Check each line of the records below for the string "value", then state how many lines contain it, with no other output.
= = = =
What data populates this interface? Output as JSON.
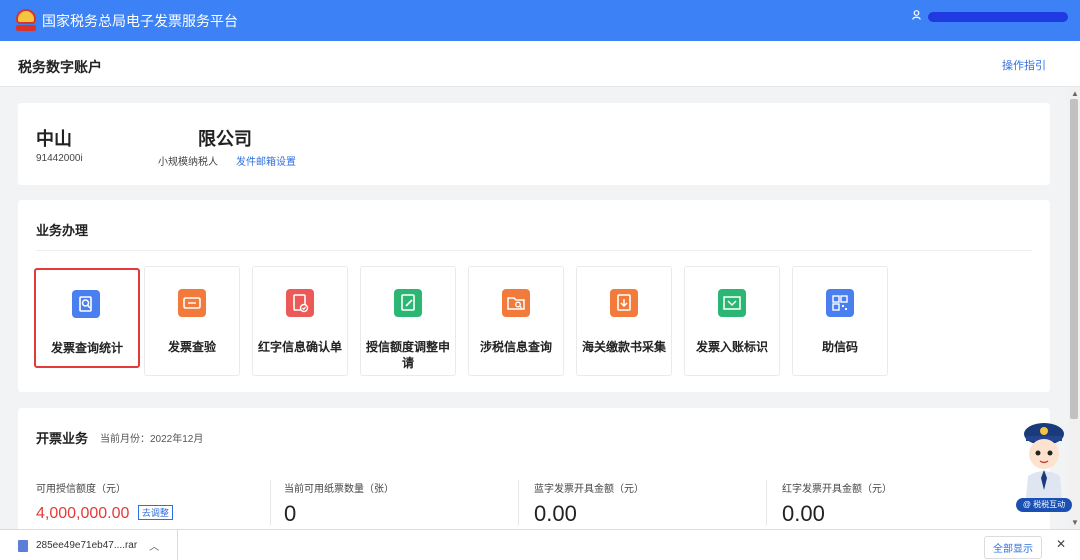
{
  "header": {
    "app_title": "国家税务总局电子发票服务平台"
  },
  "page": {
    "title": "税务数字账户",
    "guide_link": "操作指引"
  },
  "company": {
    "name_part1": "中山",
    "name_part2": "限公司",
    "tax_id": "91442000i",
    "taxpayer_type": "小规模纳税人",
    "mail_setting_link": "发件邮箱设置"
  },
  "business": {
    "title": "业务办理",
    "tiles": [
      {
        "label": "发票查询统计",
        "color": "#4a7ff0",
        "icon": "search-doc-icon",
        "selected": true
      },
      {
        "label": "发票查验",
        "color": "#f27a3a",
        "icon": "ticket-icon"
      },
      {
        "label": "红字信息确认单",
        "color": "#ec5a58",
        "icon": "doc-check-icon"
      },
      {
        "label": "授信额度调整申请",
        "color": "#2bb673",
        "icon": "edit-doc-icon"
      },
      {
        "label": "涉税信息查询",
        "color": "#f27a3a",
        "icon": "folder-search-icon"
      },
      {
        "label": "海关缴款书采集",
        "color": "#f27a3a",
        "icon": "download-doc-icon"
      },
      {
        "label": "发票入账标识",
        "color": "#2bb673",
        "icon": "inbox-icon"
      },
      {
        "label": "助信码",
        "color": "#4a7ff0",
        "icon": "qr-code-icon"
      }
    ]
  },
  "billing": {
    "title": "开票业务",
    "month_label": "当前月份：2022年12月",
    "stats": [
      {
        "label": "可用授信额度（元）",
        "value": "4,000,000.00",
        "action": "去调整"
      },
      {
        "label": "当前可用纸票数量（张）",
        "value": "0"
      },
      {
        "label": "蓝字发票开具金额（元）",
        "value": "0.00"
      },
      {
        "label": "红字发票开具金额（元）",
        "value": "0.00"
      }
    ]
  },
  "mascot": {
    "badge": "@ 税税互动"
  },
  "downloads": {
    "file_name": "285ee49e71eb47....rar",
    "show_all": "全部显示"
  },
  "colors": {
    "topbar": "#3c82f6",
    "link": "#2f6fe0",
    "highlight": "#e23a3a"
  }
}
= = = =
→ **Reply to the task**:
4